▶ _Provided entries_:
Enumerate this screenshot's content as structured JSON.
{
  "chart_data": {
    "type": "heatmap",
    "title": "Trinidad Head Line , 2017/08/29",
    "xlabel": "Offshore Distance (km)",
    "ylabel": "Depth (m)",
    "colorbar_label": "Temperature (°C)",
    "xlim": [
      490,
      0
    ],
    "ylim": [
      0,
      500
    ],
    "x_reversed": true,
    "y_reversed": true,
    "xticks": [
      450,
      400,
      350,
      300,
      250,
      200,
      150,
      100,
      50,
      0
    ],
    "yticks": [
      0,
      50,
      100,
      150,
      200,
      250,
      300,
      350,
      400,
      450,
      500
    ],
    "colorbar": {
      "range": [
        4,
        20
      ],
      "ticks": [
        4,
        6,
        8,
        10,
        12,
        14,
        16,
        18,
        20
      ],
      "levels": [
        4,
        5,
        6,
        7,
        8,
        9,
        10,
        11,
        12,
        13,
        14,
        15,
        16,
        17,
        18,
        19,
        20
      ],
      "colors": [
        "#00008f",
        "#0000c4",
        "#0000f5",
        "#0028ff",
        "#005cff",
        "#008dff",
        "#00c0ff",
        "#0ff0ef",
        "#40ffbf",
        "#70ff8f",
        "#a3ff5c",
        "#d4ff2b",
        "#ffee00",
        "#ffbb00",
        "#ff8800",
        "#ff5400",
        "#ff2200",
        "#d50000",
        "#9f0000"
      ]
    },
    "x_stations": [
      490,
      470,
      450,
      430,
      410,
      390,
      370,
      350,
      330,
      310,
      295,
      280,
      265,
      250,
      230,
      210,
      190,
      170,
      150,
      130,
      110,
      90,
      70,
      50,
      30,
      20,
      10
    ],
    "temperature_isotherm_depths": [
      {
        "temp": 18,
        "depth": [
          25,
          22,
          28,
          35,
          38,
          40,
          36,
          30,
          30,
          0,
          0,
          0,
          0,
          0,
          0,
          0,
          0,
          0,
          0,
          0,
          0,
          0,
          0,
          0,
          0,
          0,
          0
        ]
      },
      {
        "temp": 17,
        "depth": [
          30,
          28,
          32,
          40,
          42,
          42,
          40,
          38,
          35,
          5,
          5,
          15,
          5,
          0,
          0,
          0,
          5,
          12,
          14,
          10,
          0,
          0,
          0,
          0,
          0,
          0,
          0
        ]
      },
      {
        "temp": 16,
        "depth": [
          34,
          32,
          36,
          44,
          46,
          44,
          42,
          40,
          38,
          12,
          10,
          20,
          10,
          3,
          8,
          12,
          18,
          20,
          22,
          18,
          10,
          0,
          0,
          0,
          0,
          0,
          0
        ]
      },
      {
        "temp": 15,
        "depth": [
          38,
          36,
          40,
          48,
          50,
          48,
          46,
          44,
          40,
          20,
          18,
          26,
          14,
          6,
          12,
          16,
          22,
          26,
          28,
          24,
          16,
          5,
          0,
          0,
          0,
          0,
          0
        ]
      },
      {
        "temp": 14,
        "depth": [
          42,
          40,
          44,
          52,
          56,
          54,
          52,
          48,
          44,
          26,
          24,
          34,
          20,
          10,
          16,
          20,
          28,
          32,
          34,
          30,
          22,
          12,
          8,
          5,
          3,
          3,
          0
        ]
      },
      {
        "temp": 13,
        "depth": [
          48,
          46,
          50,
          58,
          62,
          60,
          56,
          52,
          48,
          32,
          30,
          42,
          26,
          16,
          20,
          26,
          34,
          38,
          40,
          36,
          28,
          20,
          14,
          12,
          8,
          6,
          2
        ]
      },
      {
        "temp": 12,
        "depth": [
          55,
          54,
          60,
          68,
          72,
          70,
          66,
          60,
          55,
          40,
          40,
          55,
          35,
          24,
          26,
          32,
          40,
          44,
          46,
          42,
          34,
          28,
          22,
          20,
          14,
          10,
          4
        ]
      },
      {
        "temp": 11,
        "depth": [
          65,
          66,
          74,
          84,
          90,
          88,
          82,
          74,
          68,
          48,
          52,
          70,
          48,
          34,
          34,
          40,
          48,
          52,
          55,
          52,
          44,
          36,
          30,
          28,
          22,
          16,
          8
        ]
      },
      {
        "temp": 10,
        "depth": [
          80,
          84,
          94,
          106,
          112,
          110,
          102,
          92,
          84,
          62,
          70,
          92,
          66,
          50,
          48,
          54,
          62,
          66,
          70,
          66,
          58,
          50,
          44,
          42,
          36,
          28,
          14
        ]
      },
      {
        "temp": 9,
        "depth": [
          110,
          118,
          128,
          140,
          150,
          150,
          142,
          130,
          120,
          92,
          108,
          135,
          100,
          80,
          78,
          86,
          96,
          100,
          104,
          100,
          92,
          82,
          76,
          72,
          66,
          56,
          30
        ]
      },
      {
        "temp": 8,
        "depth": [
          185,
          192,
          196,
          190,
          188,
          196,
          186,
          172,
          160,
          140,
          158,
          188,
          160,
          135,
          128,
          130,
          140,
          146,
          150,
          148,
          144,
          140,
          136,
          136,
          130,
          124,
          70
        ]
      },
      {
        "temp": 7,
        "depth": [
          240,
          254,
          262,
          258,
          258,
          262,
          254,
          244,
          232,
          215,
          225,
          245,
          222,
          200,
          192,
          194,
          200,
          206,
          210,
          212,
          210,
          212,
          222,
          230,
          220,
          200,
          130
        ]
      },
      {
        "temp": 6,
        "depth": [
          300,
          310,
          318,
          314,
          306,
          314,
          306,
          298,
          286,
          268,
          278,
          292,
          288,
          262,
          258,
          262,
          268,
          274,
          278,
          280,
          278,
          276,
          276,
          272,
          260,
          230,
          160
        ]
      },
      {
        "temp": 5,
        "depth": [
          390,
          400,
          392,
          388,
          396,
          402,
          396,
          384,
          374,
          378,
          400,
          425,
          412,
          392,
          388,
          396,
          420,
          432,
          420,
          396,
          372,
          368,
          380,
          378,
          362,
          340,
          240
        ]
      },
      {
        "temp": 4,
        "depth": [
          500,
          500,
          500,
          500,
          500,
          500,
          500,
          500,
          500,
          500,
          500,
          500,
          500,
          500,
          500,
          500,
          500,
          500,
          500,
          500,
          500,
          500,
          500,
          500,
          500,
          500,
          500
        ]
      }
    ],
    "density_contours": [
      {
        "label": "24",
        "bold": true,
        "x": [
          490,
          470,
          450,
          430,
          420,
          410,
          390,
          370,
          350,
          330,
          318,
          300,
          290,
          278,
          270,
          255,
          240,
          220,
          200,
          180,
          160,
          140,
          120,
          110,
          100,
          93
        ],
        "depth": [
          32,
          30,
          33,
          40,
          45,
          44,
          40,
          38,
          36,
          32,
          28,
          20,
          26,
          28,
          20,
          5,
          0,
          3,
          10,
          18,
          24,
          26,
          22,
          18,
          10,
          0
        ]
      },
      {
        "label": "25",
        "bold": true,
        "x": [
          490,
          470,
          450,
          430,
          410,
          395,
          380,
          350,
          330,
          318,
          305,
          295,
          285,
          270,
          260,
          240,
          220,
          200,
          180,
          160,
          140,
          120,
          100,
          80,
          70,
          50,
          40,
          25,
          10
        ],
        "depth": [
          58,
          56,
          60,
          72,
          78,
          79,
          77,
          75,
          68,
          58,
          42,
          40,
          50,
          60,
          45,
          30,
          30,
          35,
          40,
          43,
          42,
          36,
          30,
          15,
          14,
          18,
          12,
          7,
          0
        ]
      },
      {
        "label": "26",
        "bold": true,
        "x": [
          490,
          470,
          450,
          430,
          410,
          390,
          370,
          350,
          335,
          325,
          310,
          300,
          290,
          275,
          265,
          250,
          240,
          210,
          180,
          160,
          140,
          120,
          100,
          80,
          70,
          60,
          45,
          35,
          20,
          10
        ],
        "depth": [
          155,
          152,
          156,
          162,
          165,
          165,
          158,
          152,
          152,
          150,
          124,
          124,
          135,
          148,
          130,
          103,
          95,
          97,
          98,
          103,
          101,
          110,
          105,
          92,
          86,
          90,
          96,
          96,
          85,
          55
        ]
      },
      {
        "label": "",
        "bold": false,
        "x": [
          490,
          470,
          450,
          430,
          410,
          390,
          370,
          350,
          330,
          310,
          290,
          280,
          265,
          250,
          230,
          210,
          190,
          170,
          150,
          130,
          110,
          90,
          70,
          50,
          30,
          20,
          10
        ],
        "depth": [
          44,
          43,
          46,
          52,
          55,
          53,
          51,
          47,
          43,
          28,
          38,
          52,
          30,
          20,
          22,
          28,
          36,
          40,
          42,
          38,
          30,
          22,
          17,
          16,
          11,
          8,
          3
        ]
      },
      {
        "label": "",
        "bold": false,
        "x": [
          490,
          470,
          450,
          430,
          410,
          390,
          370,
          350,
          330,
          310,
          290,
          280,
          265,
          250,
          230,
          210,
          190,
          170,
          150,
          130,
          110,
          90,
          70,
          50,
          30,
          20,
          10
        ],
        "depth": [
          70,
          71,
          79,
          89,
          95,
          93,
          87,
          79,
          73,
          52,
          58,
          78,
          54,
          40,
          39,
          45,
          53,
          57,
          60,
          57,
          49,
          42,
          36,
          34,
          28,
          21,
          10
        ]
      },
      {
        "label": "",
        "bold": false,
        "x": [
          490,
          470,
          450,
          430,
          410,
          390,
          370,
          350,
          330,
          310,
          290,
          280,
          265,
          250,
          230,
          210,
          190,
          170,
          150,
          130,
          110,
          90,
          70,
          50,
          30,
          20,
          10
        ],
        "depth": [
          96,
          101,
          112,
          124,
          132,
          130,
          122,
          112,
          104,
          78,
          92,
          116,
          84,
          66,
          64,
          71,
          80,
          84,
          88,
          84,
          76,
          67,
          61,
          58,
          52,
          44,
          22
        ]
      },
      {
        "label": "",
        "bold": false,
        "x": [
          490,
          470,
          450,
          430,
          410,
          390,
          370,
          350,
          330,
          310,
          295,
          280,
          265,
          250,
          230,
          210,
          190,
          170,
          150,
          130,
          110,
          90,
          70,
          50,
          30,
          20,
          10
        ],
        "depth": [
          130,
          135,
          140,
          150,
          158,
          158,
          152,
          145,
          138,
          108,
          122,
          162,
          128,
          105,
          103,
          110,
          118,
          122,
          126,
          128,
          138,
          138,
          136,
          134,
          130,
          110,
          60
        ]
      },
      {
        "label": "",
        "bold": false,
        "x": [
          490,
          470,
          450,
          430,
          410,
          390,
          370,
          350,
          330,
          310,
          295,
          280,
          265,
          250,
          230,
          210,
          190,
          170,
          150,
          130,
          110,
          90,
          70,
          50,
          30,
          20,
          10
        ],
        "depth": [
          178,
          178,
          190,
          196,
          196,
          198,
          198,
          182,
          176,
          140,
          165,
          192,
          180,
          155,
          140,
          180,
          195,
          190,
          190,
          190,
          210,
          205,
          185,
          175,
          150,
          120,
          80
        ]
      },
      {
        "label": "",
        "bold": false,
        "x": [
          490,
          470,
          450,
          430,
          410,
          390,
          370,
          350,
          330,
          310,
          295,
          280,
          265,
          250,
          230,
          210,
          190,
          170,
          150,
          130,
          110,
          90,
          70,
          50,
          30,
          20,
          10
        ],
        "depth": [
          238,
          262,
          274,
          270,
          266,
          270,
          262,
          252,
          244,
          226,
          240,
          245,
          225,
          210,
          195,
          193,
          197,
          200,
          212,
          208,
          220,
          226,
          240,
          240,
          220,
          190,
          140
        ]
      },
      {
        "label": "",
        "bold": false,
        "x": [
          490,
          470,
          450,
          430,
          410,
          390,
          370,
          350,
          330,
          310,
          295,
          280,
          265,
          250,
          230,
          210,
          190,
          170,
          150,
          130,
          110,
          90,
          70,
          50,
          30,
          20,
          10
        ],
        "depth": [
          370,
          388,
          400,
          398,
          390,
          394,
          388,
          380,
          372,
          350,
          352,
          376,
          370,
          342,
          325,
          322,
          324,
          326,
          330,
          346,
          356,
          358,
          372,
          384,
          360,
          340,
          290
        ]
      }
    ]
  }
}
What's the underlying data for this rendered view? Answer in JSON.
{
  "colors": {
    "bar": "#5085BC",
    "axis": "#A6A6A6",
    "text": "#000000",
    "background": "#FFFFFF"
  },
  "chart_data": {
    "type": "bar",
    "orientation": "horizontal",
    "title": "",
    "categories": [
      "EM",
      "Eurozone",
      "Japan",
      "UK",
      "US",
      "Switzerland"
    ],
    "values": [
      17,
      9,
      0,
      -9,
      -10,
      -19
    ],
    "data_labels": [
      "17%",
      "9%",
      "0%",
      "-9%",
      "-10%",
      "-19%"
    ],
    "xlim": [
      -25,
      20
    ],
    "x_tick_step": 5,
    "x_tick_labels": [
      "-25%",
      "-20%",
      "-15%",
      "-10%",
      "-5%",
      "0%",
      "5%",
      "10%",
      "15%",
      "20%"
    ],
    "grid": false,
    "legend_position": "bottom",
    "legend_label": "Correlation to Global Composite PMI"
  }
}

▶ _What is required_: Every line from the one containing "What's the underlying" through the end of the data must be repeated exactly, and no other line.

▶ _Problem solution_:
What's the underlying data for this rendered view? Answer in JSON.
{
  "colors": {
    "bar": "#5085BC",
    "axis": "#A6A6A6",
    "text": "#000000",
    "background": "#FFFFFF"
  },
  "chart_data": {
    "type": "bar",
    "orientation": "horizontal",
    "title": "",
    "categories": [
      "EM",
      "Eurozone",
      "Japan",
      "UK",
      "US",
      "Switzerland"
    ],
    "values": [
      17,
      9,
      0,
      -9,
      -10,
      -19
    ],
    "data_labels": [
      "17%",
      "9%",
      "0%",
      "-9%",
      "-10%",
      "-19%"
    ],
    "xlim": [
      -25,
      20
    ],
    "x_tick_step": 5,
    "x_tick_labels": [
      "-25%",
      "-20%",
      "-15%",
      "-10%",
      "-5%",
      "0%",
      "5%",
      "10%",
      "15%",
      "20%"
    ],
    "grid": false,
    "legend_position": "bottom",
    "legend_label": "Correlation to Global Composite PMI"
  }
}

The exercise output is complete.